▸ Set task
Repeat each record exactly. Any picture gets left out.

▸ Listed entries
::::
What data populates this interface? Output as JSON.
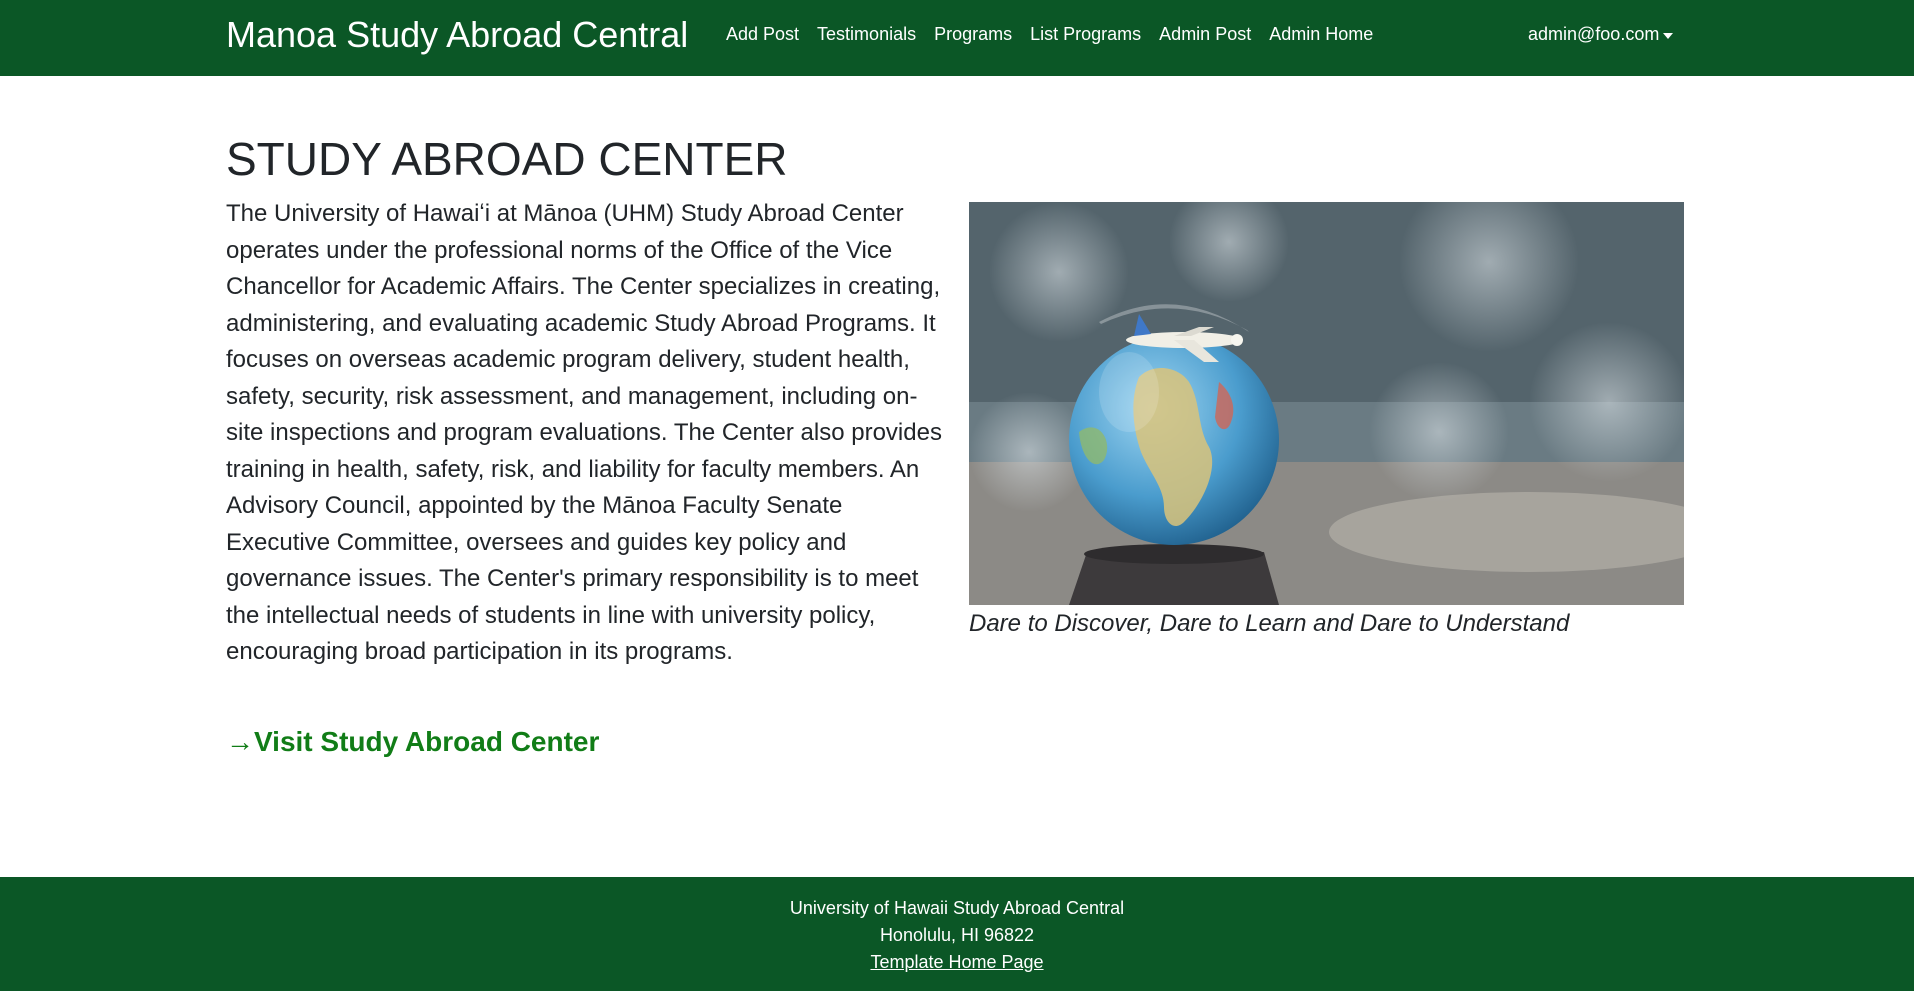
{
  "navbar": {
    "brand": "Manoa Study Abroad Central",
    "links": [
      "Add Post",
      "Testimonials",
      "Programs",
      "List Programs",
      "Admin Post",
      "Admin Home"
    ],
    "user": "admin@foo.com"
  },
  "main": {
    "title": "STUDY ABROAD CENTER",
    "intro": "The University of Hawaiʻi at Mānoa (UHM) Study Abroad Center operates under the professional norms of the Office of the Vice Chancellor for Academic Affairs. The Center specializes in creating, administering, and evaluating academic Study Abroad Programs. It focuses on overseas academic program delivery, student health, safety, security, risk assessment, and management, including on-site inspections and program evaluations. The Center also provides training in health, safety, risk, and liability for faculty members. An Advisory Council, appointed by the Mānoa Faculty Senate Executive Committee, oversees and guides key policy and governance issues. The Center's primary responsibility is to meet the intellectual needs of students in line with university policy, encouraging broad participation in its programs.",
    "caption": "Dare to Discover, Dare to Learn and Dare to Understand",
    "visit_arrow": "→",
    "visit_label": "Visit Study Abroad Center"
  },
  "footer": {
    "line1": "University of Hawaii Study Abroad Central",
    "line2": "Honolulu, HI 96822",
    "link": "Template Home Page"
  },
  "colors": {
    "navbar_bg": "#0b5726",
    "link_green": "#117d17",
    "text": "#212529"
  }
}
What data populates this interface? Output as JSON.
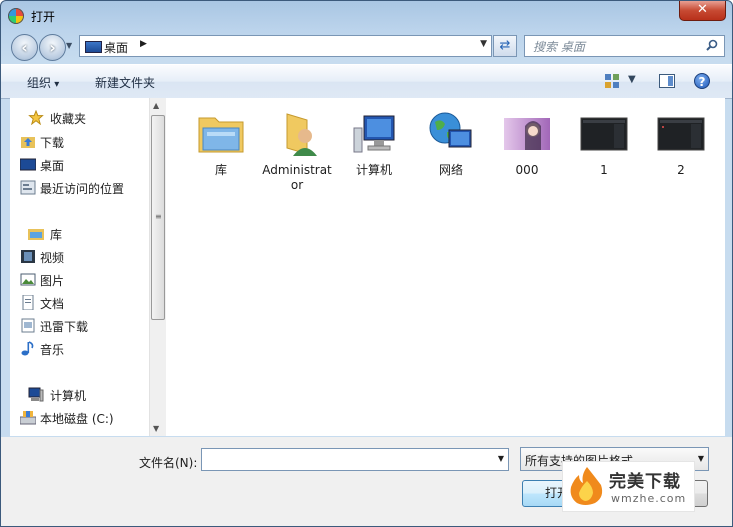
{
  "window": {
    "title": "打开",
    "close_label": "✕"
  },
  "nav": {
    "address": "桌面",
    "search_placeholder": "搜索 桌面"
  },
  "toolbar": {
    "organize_label": "组织",
    "new_folder_label": "新建文件夹",
    "help_label": "?"
  },
  "sidebar": {
    "favorites": {
      "label": "收藏夹",
      "items": [
        "下载",
        "桌面",
        "最近访问的位置"
      ]
    },
    "libraries": {
      "label": "库",
      "items": [
        "视频",
        "图片",
        "文档",
        "迅雷下载",
        "音乐"
      ]
    },
    "computer": {
      "label": "计算机",
      "items": [
        "本地磁盘 (C:)"
      ]
    }
  },
  "files": [
    {
      "name": "库",
      "icon": "library-folder-icon"
    },
    {
      "name": "Administrator",
      "icon": "user-folder-icon"
    },
    {
      "name": "计算机",
      "icon": "computer-icon"
    },
    {
      "name": "网络",
      "icon": "network-globe-icon"
    },
    {
      "name": "000",
      "icon": "image-thumbnail"
    },
    {
      "name": "1",
      "icon": "image-thumbnail-dark"
    },
    {
      "name": "2",
      "icon": "image-thumbnail-dark"
    }
  ],
  "bottom": {
    "filename_label": "文件名(N):",
    "filename_value": "",
    "filter_value": "所有支持的图片格式",
    "open_label": "打开",
    "cancel_label": ""
  },
  "watermark": {
    "brand": "完美下载",
    "url": "wmzhe.com"
  },
  "colors": {
    "accent": "#3c7fb1",
    "close": "#c74a33",
    "frame": "#c7dcef"
  }
}
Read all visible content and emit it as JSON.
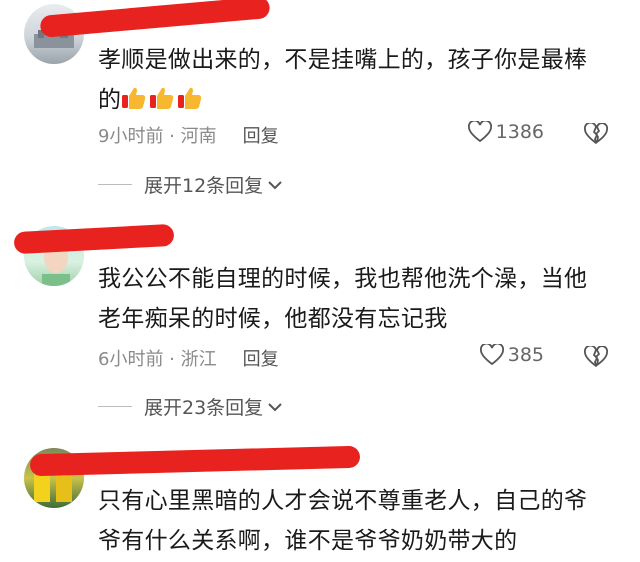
{
  "comments": [
    {
      "text_line1": "孝顺是做出来的，不是挂嘴上的，孩子你是最棒",
      "text_line2": "的",
      "time_location": "9小时前 · 河南",
      "reply_label": "回复",
      "likes": "1386",
      "expand_label": "展开12条回复",
      "emoji_count": 3
    },
    {
      "text_line1": "我公公不能自理的时候，我也帮他洗个澡，当他",
      "text_line2": "老年痴呆的时候，他都没有忘记我",
      "time_location": "6小时前 · 浙江",
      "reply_label": "回复",
      "likes": "385",
      "expand_label": "展开23条回复"
    },
    {
      "text_line1": "只有心里黑暗的人才会说不尊重老人，自己的爷",
      "text_line2": "爷有什么关系啊，谁不是爷爷奶奶带大的"
    }
  ],
  "icons": {
    "like": "heart-outline-icon",
    "dislike": "broken-heart-icon",
    "expand": "chevron-down-icon",
    "emoji": "thumbs-up-emoji"
  },
  "colors": {
    "redaction": "#e8231f",
    "text": "#1a1a1a",
    "meta": "#8a8a8a"
  }
}
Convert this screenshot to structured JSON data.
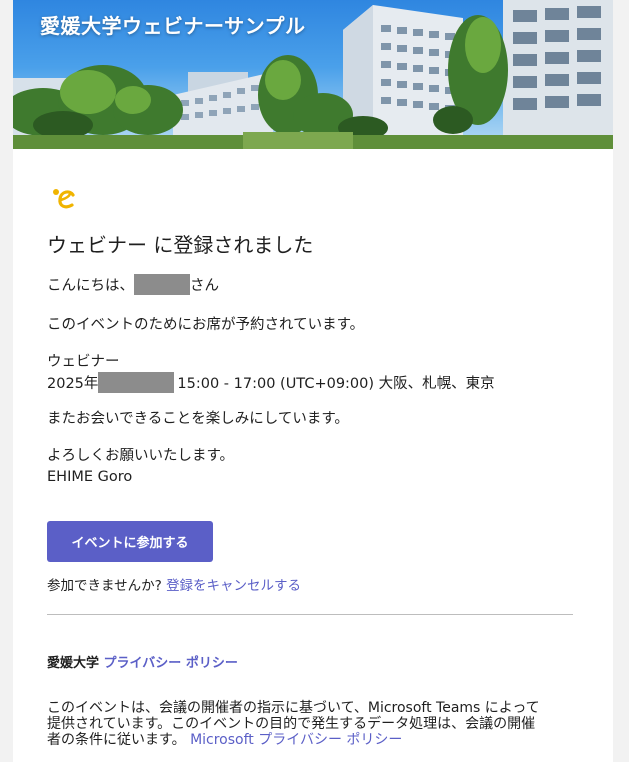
{
  "banner": {
    "title": "愛媛大学ウェビナーサンプル"
  },
  "heading": "ウェビナー に登録されました",
  "greeting": {
    "prefix": "こんにちは、",
    "suffix": "さん"
  },
  "reservation_text": "このイベントのためにお席が予約されています。",
  "event": {
    "type": "ウェビナー",
    "year": "2025年",
    "time": "15:00 - 17:00 (UTC+09:00) 大阪、札幌、東京"
  },
  "see_you_text": "またお会いできることを楽しみにしています。",
  "closing": "よろしくお願いいたします。",
  "signature": "EHIME Goro",
  "join_button": "イベントに参加する",
  "cancel": {
    "question": "参加できませんか?",
    "link": "登録をキャンセルする"
  },
  "footer": {
    "org": "愛媛大学",
    "privacy_link": "プライバシー ポリシー",
    "disclaimer": "このイベントは、会議の開催者の指示に基づいて、Microsoft Teams によって提供されています。このイベントの目的で発生するデータ処理は、会議の開催者の条件に従います。",
    "ms_privacy_link": "Microsoft プライバシー ポリシー"
  },
  "colors": {
    "accent": "#5b5fc7",
    "logo": "#f0b400",
    "redaction": "#8c8c8c"
  }
}
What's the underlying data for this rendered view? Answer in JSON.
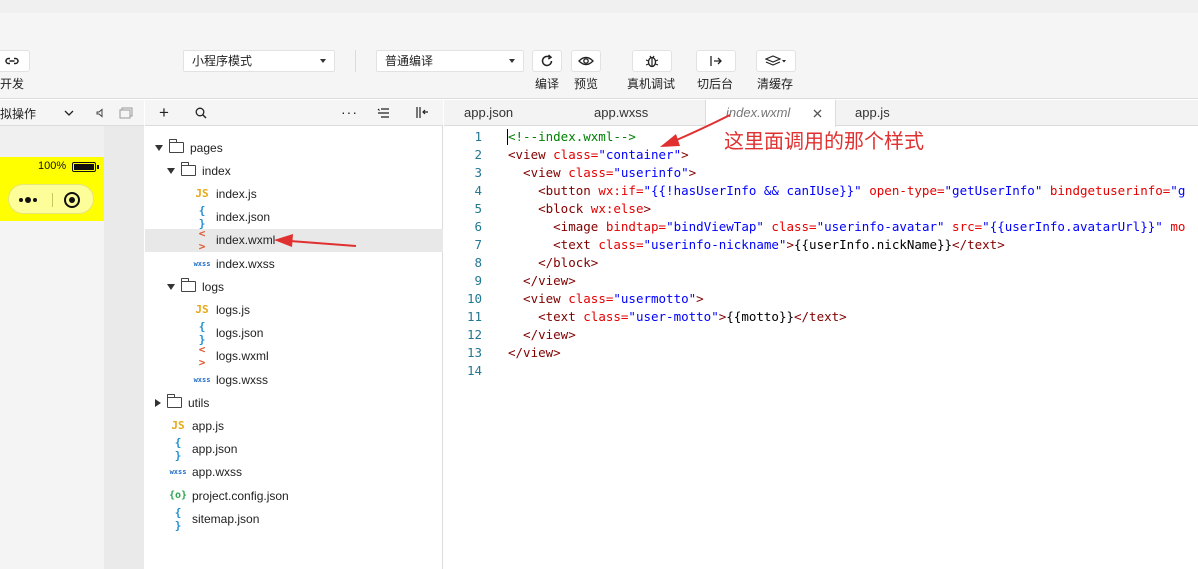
::::
▸ Answer to the exercise
What data populates this interface? Output as JSON.
{
  "navbar": {
    "brand": "Manoa Study Abroad Central",
    "links": [
      "Add Post",
      "Testimonials",
      "Programs",
      "List Programs",
      "Admin Post",
      "Admin Home"
    ],
    "user": "admin@foo.com"
  },
  "main": {
    "title": "STUDY ABROAD CENTER",
    "intro": "The University of Hawaiʻi at Mānoa (UHM) Study Abroad Center operates under the professional norms of the Office of the Vice Chancellor for Academic Affairs. The Center specializes in creating, administering, and evaluating academic Study Abroad Programs. It focuses on overseas academic program delivery, student health, safety, security, risk assessment, and management, including on-site inspections and program evaluations. The Center also provides training in health, safety, risk, and liability for faculty members. An Advisory Council, appointed by the Mānoa Faculty Senate Executive Committee, oversees and guides key policy and governance issues. The Center's primary responsibility is to meet the intellectual needs of students in line with university policy, encouraging broad participation in its programs.",
    "caption": "Dare to Discover, Dare to Learn and Dare to Understand",
    "visit_arrow": "→",
    "visit_label": "Visit Study Abroad Center"
  },
  "footer": {
    "line1": "University of Hawaii Study Abroad Central",
    "line2": "Honolulu, HI 96822",
    "link": "Template Home Page"
  },
  "colors": {
    "navbar_bg": "#0b5726",
    "link_green": "#117d17",
    "text": "#212529"
  }
}
What data populates this interface? Output as JSON.
{
  "window": {
    "title": "打开",
    "close_label": "✕"
  },
  "nav": {
    "address": "桌面",
    "search_placeholder": "搜索 桌面"
  },
  "toolbar": {
    "organize_label": "组织",
    "new_folder_label": "新建文件夹",
    "help_label": "?"
  },
  "sidebar": {
    "favorites": {
      "label": "收藏夹",
      "items": [
        "下载",
        "桌面",
        "最近访问的位置"
      ]
    },
    "libraries": {
      "label": "库",
      "items": [
        "视频",
        "图片",
        "文档",
        "迅雷下载",
        "音乐"
      ]
    },
    "computer": {
      "label": "计算机",
      "items": [
        "本地磁盘 (C:)"
      ]
    }
  },
  "files": [
    {
      "name": "库",
      "icon": "library-folder-icon"
    },
    {
      "name": "Administrator",
      "icon": "user-folder-icon"
    },
    {
      "name": "计算机",
      "icon": "computer-icon"
    },
    {
      "name": "网络",
      "icon": "network-globe-icon"
    },
    {
      "name": "000",
      "icon": "image-thumbnail"
    },
    {
      "name": "1",
      "icon": "image-thumbnail-dark"
    },
    {
      "name": "2",
      "icon": "image-thumbnail-dark"
    }
  ],
  "bottom": {
    "filename_label": "文件名(N):",
    "filename_value": "",
    "filter_value": "所有支持的图片格式",
    "open_label": "打开",
    "cancel_label": ""
  },
  "watermark": {
    "brand": "完美下载",
    "url": "wmzhe.com"
  },
  "colors": {
    "accent": "#3c7fb1",
    "close": "#c74a33",
    "frame": "#c7dcef"
  }
}
Read all visible content and emit it as JSON.
{
  "comments": [
    {
      "text_line1": "孝顺是做出来的，不是挂嘴上的，孩子你是最棒",
      "text_line2": "的",
      "time_location": "9小时前 · 河南",
      "reply_label": "回复",
      "likes": "1386",
      "expand_label": "展开12条回复",
      "emoji_count": 3
    },
    {
      "text_line1": "我公公不能自理的时候，我也帮他洗个澡，当他",
      "text_line2": "老年痴呆的时候，他都没有忘记我",
      "time_location": "6小时前 · 浙江",
      "reply_label": "回复",
      "likes": "385",
      "expand_label": "展开23条回复"
    },
    {
      "text_line1": "只有心里黑暗的人才会说不尊重老人，自己的爷",
      "text_line2": "爷有什么关系啊，谁不是爷爷奶奶带大的"
    }
  ],
  "icons": {
    "like": "heart-outline-icon",
    "dislike": "broken-heart-icon",
    "expand": "chevron-down-icon",
    "emoji": "thumbs-up-emoji"
  },
  "colors": {
    "redaction": "#e8231f",
    "text": "#1a1a1a",
    "meta": "#8a8a8a"
  }
}
Convert this screenshot to structured JSON data.
{
  "banner": {
    "title": "愛媛大学ウェビナーサンプル"
  },
  "heading": "ウェビナー に登録されました",
  "greeting": {
    "prefix": "こんにちは、",
    "suffix": "さん"
  },
  "reservation_text": "このイベントのためにお席が予約されています。",
  "event": {
    "type": "ウェビナー",
    "year": "2025年",
    "time": "15:00 - 17:00 (UTC+09:00) 大阪、札幌、東京"
  },
  "see_you_text": "またお会いできることを楽しみにしています。",
  "closing": "よろしくお願いいたします。",
  "signature": "EHIME Goro",
  "join_button": "イベントに参加する",
  "cancel": {
    "question": "参加できませんか?",
    "link": "登録をキャンセルする"
  },
  "footer": {
    "org": "愛媛大学",
    "privacy_link": "プライバシー ポリシー",
    "disclaimer": "このイベントは、会議の開催者の指示に基づいて、Microsoft Teams によって提供されています。このイベントの目的で発生するデータ処理は、会議の開催者の条件に従います。",
    "ms_privacy_link": "Microsoft プライバシー ポリシー"
  },
  "colors": {
    "accent": "#5b5fc7",
    "logo": "#f0b400",
    "redaction": "#8c8c8c"
  }
}
What's the underlying data for this rendered view? Answer in JSON.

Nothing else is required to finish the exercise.